* [SHORT EXERCISE]: Return the whole listing, keeping every character the same.
--------
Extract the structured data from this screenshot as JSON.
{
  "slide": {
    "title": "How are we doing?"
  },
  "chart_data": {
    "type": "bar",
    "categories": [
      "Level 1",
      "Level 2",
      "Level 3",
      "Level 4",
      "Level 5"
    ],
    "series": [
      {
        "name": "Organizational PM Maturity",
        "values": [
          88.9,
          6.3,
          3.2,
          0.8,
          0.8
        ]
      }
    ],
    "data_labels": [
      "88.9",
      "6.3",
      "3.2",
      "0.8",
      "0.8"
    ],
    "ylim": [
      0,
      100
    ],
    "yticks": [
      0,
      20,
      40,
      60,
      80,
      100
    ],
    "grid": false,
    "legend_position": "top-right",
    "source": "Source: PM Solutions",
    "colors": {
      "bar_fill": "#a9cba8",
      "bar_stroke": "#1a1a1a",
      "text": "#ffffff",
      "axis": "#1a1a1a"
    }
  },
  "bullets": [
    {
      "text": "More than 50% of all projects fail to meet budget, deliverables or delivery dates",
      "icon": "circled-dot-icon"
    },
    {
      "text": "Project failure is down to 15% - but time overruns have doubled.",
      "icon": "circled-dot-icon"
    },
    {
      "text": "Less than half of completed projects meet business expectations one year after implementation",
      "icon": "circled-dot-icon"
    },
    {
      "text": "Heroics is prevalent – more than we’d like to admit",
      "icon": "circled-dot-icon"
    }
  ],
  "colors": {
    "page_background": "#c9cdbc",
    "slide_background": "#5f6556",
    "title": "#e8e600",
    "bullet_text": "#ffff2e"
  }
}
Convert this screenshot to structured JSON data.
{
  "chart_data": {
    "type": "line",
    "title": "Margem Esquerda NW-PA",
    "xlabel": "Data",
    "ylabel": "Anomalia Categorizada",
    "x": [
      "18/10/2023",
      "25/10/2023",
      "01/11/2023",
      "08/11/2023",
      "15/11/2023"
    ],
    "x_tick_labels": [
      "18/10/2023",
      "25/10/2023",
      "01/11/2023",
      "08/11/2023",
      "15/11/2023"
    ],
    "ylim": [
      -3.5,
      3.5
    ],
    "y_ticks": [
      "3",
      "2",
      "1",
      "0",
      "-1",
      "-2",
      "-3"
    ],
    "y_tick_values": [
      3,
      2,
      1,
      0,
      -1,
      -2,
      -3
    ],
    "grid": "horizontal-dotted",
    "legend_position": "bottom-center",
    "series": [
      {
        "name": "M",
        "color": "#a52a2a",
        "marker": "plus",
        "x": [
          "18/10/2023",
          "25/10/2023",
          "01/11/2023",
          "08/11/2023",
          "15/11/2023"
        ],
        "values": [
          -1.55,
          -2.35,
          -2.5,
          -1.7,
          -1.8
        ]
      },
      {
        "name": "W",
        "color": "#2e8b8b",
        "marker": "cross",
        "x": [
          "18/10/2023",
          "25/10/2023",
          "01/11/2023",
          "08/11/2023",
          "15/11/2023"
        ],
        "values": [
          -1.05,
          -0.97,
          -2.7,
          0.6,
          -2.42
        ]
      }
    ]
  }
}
--------
* [ANSWER IN FULL]:
Extract the structured data from this screenshot as JSON.
{
  "slide": {
    "title": "How are we doing?"
  },
  "chart_data": {
    "type": "bar",
    "categories": [
      "Level 1",
      "Level 2",
      "Level 3",
      "Level 4",
      "Level 5"
    ],
    "series": [
      {
        "name": "Organizational PM Maturity",
        "values": [
          88.9,
          6.3,
          3.2,
          0.8,
          0.8
        ]
      }
    ],
    "data_labels": [
      "88.9",
      "6.3",
      "3.2",
      "0.8",
      "0.8"
    ],
    "ylim": [
      0,
      100
    ],
    "yticks": [
      0,
      20,
      40,
      60,
      80,
      100
    ],
    "grid": false,
    "legend_position": "top-right",
    "source": "Source: PM Solutions",
    "colors": {
      "bar_fill": "#a9cba8",
      "bar_stroke": "#1a1a1a",
      "text": "#ffffff",
      "axis": "#1a1a1a"
    }
  },
  "bullets": [
    {
      "text": "More than 50% of all projects fail to meet budget, deliverables or delivery dates",
      "icon": "circled-dot-icon"
    },
    {
      "text": "Project failure is down to 15% - but time overruns have doubled.",
      "icon": "circled-dot-icon"
    },
    {
      "text": "Less than half of completed projects meet business expectations one year after implementation",
      "icon": "circled-dot-icon"
    },
    {
      "text": "Heroics is prevalent – more than we’d like to admit",
      "icon": "circled-dot-icon"
    }
  ],
  "colors": {
    "page_background": "#c9cdbc",
    "slide_background": "#5f6556",
    "title": "#e8e600",
    "bullet_text": "#ffff2e"
  }
}
Convert this screenshot to structured JSON data.
{
  "chart_data": {
    "type": "line",
    "title": "Margem Esquerda NW-PA",
    "xlabel": "Data",
    "ylabel": "Anomalia Categorizada",
    "x": [
      "18/10/2023",
      "25/10/2023",
      "01/11/2023",
      "08/11/2023",
      "15/11/2023"
    ],
    "x_tick_labels": [
      "18/10/2023",
      "25/10/2023",
      "01/11/2023",
      "08/11/2023",
      "15/11/2023"
    ],
    "ylim": [
      -3.5,
      3.5
    ],
    "y_ticks": [
      "3",
      "2",
      "1",
      "0",
      "-1",
      "-2",
      "-3"
    ],
    "y_tick_values": [
      3,
      2,
      1,
      0,
      -1,
      -2,
      -3
    ],
    "grid": "horizontal-dotted",
    "legend_position": "bottom-center",
    "series": [
      {
        "name": "M",
        "color": "#a52a2a",
        "marker": "plus",
        "x": [
          "18/10/2023",
          "25/10/2023",
          "01/11/2023",
          "08/11/2023",
          "15/11/2023"
        ],
        "values": [
          -1.55,
          -2.35,
          -2.5,
          -1.7,
          -1.8
        ]
      },
      {
        "name": "W",
        "color": "#2e8b8b",
        "marker": "cross",
        "x": [
          "18/10/2023",
          "25/10/2023",
          "01/11/2023",
          "08/11/2023",
          "15/11/2023"
        ],
        "values": [
          -1.05,
          -0.97,
          -2.7,
          0.6,
          -2.42
        ]
      }
    ]
  }
}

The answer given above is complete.